Short problem: Copy every line of the items below character for character, keeping their original order.

-------- Records to process --------

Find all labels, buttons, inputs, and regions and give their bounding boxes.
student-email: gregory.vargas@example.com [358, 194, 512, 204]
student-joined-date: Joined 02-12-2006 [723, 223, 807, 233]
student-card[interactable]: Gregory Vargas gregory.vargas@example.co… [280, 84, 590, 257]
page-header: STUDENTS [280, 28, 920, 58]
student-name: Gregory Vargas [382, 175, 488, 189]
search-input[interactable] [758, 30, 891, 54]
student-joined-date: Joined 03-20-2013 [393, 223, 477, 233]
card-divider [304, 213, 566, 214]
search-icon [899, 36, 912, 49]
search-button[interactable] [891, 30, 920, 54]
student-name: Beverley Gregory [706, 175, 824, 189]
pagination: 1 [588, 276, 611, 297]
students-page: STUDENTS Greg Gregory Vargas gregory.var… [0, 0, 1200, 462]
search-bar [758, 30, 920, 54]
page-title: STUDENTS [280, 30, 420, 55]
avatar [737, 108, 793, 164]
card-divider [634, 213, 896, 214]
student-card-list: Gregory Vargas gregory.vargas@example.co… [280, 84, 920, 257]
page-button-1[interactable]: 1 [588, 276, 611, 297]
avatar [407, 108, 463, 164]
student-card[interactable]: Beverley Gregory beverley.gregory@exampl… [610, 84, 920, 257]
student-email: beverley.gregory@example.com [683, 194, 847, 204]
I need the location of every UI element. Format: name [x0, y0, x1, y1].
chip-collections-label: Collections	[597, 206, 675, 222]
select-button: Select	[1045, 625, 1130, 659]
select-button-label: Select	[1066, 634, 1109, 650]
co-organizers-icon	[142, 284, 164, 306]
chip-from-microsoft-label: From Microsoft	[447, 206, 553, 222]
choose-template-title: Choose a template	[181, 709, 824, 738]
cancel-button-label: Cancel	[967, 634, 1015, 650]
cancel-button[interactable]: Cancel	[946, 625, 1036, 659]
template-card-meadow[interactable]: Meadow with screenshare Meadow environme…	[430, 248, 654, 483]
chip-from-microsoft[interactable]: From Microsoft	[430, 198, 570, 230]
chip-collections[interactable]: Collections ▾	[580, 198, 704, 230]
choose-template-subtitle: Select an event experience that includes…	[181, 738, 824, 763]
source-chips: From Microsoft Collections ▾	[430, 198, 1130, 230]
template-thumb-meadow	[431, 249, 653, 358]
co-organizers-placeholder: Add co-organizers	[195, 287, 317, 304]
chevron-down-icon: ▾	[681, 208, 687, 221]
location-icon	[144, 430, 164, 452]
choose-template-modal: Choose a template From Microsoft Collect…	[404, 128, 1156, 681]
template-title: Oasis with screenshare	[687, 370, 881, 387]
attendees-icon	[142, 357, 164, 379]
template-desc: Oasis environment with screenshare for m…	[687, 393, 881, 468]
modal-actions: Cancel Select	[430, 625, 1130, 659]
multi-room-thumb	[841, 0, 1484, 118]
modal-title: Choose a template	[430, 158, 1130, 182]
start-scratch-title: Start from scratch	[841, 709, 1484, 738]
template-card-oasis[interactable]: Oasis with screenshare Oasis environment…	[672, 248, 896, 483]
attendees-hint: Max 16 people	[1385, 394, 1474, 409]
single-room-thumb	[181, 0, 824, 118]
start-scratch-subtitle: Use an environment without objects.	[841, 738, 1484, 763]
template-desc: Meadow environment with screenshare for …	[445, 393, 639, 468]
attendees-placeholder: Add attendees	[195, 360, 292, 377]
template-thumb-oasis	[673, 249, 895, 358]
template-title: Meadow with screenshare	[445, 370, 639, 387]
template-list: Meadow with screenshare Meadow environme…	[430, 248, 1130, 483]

--------

Result:
Find all labels, buttons, inputs, and regions and give their bounding boxes.
student-email: gregory.vargas@example.com [358, 194, 512, 204]
student-joined-date: Joined 02-12-2006 [723, 223, 807, 233]
student-card[interactable]: Gregory Vargas gregory.vargas@example.co… [280, 84, 590, 257]
page-header: STUDENTS [280, 28, 920, 58]
student-name: Gregory Vargas [382, 175, 488, 189]
search-input[interactable] [758, 30, 891, 54]
student-joined-date: Joined 03-20-2013 [393, 223, 477, 233]
card-divider [304, 213, 566, 214]
search-icon [899, 36, 912, 49]
search-button[interactable] [891, 30, 920, 54]
student-name: Beverley Gregory [706, 175, 824, 189]
pagination: 1 [588, 276, 611, 297]
students-page: STUDENTS Greg Gregory Vargas gregory.var… [0, 0, 1200, 462]
search-bar [758, 30, 920, 54]
page-title: STUDENTS [280, 30, 420, 55]
avatar [737, 108, 793, 164]
card-divider [634, 213, 896, 214]
student-card-list: Gregory Vargas gregory.vargas@example.co… [280, 84, 920, 257]
page-button-1[interactable]: 1 [588, 276, 611, 297]
avatar [407, 108, 463, 164]
student-card[interactable]: Beverley Gregory beverley.gregory@exampl… [610, 84, 920, 257]
student-email: beverley.gregory@example.com [683, 194, 847, 204]
I need the location of every UI element. Format: name [x0, y0, x1, y1].
chip-collections-label: Collections	[597, 206, 675, 222]
select-button: Select	[1045, 625, 1130, 659]
select-button-label: Select	[1066, 634, 1109, 650]
co-organizers-icon	[142, 284, 164, 306]
chip-from-microsoft-label: From Microsoft	[447, 206, 553, 222]
choose-template-title: Choose a template	[181, 709, 824, 738]
cancel-button-label: Cancel	[967, 634, 1015, 650]
cancel-button[interactable]: Cancel	[946, 625, 1036, 659]
template-card-meadow[interactable]: Meadow with screenshare Meadow environme…	[430, 248, 654, 483]
chip-from-microsoft[interactable]: From Microsoft	[430, 198, 570, 230]
chip-collections[interactable]: Collections ▾	[580, 198, 704, 230]
choose-template-subtitle: Select an event experience that includes…	[181, 738, 824, 763]
source-chips: From Microsoft Collections ▾	[430, 198, 1130, 230]
template-thumb-meadow	[431, 249, 653, 358]
co-organizers-placeholder: Add co-organizers	[195, 287, 317, 304]
chevron-down-icon: ▾	[681, 208, 687, 221]
location-icon	[144, 430, 164, 452]
choose-template-modal: Choose a template From Microsoft Collect…	[404, 128, 1156, 681]
template-title: Oasis with screenshare	[687, 370, 881, 387]
attendees-icon	[142, 357, 164, 379]
template-desc: Oasis environment with screenshare for m…	[687, 393, 881, 468]
modal-actions: Cancel Select	[430, 625, 1130, 659]
multi-room-thumb	[841, 0, 1484, 118]
modal-title: Choose a template	[430, 158, 1130, 182]
start-scratch-title: Start from scratch	[841, 709, 1484, 738]
template-card-oasis[interactable]: Oasis with screenshare Oasis environment…	[672, 248, 896, 483]
attendees-hint: Max 16 people	[1385, 394, 1474, 409]
single-room-thumb	[181, 0, 824, 118]
start-scratch-subtitle: Use an environment without objects.	[841, 738, 1484, 763]
template-desc: Meadow environment with screenshare for …	[445, 393, 639, 468]
attendees-placeholder: Add attendees	[195, 360, 292, 377]
template-thumb-oasis	[673, 249, 895, 358]
template-title: Meadow with screenshare	[445, 370, 639, 387]
template-list: Meadow with screenshare Meadow environme…	[430, 248, 1130, 483]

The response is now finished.